GIVEN EXERCISE:
Transcribe the records that follow, preserving every word.

RECORDS TO USE:
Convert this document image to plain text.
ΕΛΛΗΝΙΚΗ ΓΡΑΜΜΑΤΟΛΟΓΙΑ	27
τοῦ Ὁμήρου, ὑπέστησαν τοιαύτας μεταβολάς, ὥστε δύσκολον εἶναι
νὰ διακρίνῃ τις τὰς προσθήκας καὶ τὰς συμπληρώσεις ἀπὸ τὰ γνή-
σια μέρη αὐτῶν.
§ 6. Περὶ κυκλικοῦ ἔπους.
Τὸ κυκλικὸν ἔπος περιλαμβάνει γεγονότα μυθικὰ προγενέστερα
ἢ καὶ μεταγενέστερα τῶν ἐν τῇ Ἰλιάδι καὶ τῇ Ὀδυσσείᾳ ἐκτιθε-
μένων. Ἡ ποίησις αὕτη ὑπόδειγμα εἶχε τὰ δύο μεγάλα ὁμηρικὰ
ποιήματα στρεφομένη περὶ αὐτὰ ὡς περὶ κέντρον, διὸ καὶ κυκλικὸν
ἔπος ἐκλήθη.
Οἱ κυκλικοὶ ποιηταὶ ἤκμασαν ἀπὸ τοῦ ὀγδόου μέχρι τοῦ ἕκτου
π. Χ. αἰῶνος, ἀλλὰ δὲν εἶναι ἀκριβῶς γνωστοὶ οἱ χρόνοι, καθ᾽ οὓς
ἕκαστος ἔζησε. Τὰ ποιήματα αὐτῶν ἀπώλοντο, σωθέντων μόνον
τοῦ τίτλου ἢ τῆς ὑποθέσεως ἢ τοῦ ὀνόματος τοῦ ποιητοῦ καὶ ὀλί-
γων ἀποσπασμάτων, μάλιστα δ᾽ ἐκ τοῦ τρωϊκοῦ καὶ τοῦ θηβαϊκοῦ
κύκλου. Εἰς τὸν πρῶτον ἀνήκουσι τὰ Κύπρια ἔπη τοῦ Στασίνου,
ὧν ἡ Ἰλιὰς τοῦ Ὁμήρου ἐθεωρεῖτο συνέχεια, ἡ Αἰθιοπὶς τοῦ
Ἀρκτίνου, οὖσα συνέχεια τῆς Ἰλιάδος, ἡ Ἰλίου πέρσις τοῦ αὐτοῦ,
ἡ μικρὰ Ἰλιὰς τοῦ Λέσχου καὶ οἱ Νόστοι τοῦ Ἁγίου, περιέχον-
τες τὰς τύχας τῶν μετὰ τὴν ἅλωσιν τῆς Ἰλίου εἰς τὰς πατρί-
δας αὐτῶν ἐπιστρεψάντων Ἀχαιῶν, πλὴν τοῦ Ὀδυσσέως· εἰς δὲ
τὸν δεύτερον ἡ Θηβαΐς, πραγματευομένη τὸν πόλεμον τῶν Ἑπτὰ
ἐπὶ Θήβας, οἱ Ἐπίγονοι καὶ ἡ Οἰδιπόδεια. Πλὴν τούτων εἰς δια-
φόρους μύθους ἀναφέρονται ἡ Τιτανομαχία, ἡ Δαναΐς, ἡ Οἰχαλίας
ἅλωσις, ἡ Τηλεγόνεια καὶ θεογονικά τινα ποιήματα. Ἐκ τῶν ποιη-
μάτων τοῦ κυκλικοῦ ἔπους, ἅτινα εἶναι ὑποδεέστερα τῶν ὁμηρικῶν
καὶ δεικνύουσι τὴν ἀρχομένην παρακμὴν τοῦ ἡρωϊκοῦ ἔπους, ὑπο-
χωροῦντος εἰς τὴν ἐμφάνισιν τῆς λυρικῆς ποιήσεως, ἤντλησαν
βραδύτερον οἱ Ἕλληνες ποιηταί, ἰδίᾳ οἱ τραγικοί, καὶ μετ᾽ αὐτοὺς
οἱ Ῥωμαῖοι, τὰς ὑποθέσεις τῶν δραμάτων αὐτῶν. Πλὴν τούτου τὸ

SOLVED EXERCISE:
Convert this document image to plain text.
ΕΛΛΗΝΙΚΗ ΓΡΑΜΜΑΤΟΛΟΓΙΑ	27
τοῦ Ὁμήρου, ὑπέστησαν τοιαύτας μεταβολάς, ὥστε δύσκολον εἶναι
νὰ διακρίνῃ τις τὰς προσθήκας καὶ τὰς συμπληρώσεις ἀπὸ τὰ γνή-
σια μέρη αὐτῶν.
§ 6. Περὶ κυκλικοῦ ἔπους.
Τὸ κυκλικὸν ἔπος περιλαμβάνει γεγονότα μυθικὰ προγενέστερα
ἢ καὶ μεταγενέστερα τῶν ἐν τῇ Ἰλιάδι καὶ τῇ Ὀδυσσείᾳ ἐκτιθε-
μένων. Ἡ ποίησις αὕτη ὑπόδειγμα εἶχε τὰ δύο μεγάλα ὁμηρικὰ
ποιήματα στρεφομένη περὶ αὐτὰ ὡς περὶ κέντρον, διὸ καὶ κυκλικὸν
ἔπος ἐκλήθη.
Οἱ κυκλικοὶ ποιηταὶ ἤκμασαν ἀπὸ τοῦ ὀγδόου μέχρι τοῦ ἕκτου
π. Χ. αἰῶνος, ἀλλὰ δὲν εἶναι ἀκριβῶς γνωστοὶ οἱ χρόνοι, καθ᾽ οὓς
ἕκαστος ἔζησε. Τὰ ποιήματα αὐτῶν ἀπώλοντο, σωθέντων μόνον
τοῦ τίτλου ἢ τῆς ὑποθέσεως ἢ τοῦ ὀνόματος τοῦ ποιητοῦ καὶ ὀλί-
γων ἀποσπασμάτων, μάλιστα δ᾽ ἐκ τοῦ τρωϊκοῦ καὶ τοῦ θηβαϊκοῦ
κύκλου. Εἰς τὸν πρῶτον ἀνήκουσι τὰ Κύπρια ἔπη τοῦ Στασίνου,
ὧν ἡ Ἰλιὰς τοῦ Ὁμήρου ἐθεωρεῖτο συνέχεια, ἡ Αἰθιοπὶς τοῦ
Ἀρκτίνου, οὖσα συνέχεια τῆς Ἰλιάδος, ἡ Ἰλίου πέρσις τοῦ αὐτοῦ,
ἡ μικρὰ Ἰλιὰς τοῦ Λέσχου καὶ οἱ Νόστοι τοῦ Ἁγίου, περιέχον-
τες τὰς τύχας τῶν μετὰ τὴν ἅλωσιν τῆς Ἰλίου εἰς τὰς πατρί-
δας αὐτῶν ἐπιστρεψάντων Ἀχαιῶν, πλὴν τοῦ Ὀδυσσέως· εἰς δὲ
τὸν δεύτερον ἡ Θηβαΐς, πραγματευομένη τὸν πόλεμον τῶν Ἑπτὰ
ἐπὶ Θήβας, οἱ Ἐπίγονοι καὶ ἡ Οἰδιπόδεια. Πλὴν τούτων εἰς δια-
φόρους μύθους ἀναφέρονται ἡ Τιτανομαχία, ἡ Δαναΐς, ἡ Οἰχαλίας
ἅλωσις, ἡ Τηλεγόνεια καὶ θεογονικά τινα ποιήματα. Ἐκ τῶν ποιη-
μάτων τοῦ κυκλικοῦ ἔπους, ἅτινα εἶναι ὑποδεέστερα τῶν ὁμηρικῶν
καὶ δεικνύουσι τὴν ἀρχομένην παρακμὴν τοῦ ἡρωϊκοῦ ἔπους, ὑπο-
χωροῦντος εἰς τὴν ἐμφάνισιν τῆς λυρικῆς ποιήσεως, ἤντλησαν
βραδύτερον οἱ Ἕλληνες ποιηταί, ἰδίᾳ οἱ τραγικοί, καὶ μετ᾽ αὐτοὺς
οἱ Ῥωμαῖοι, τὰς ὑποθέσεις τῶν δραμάτων αὐτῶν. Πλὴν τούτου τὸ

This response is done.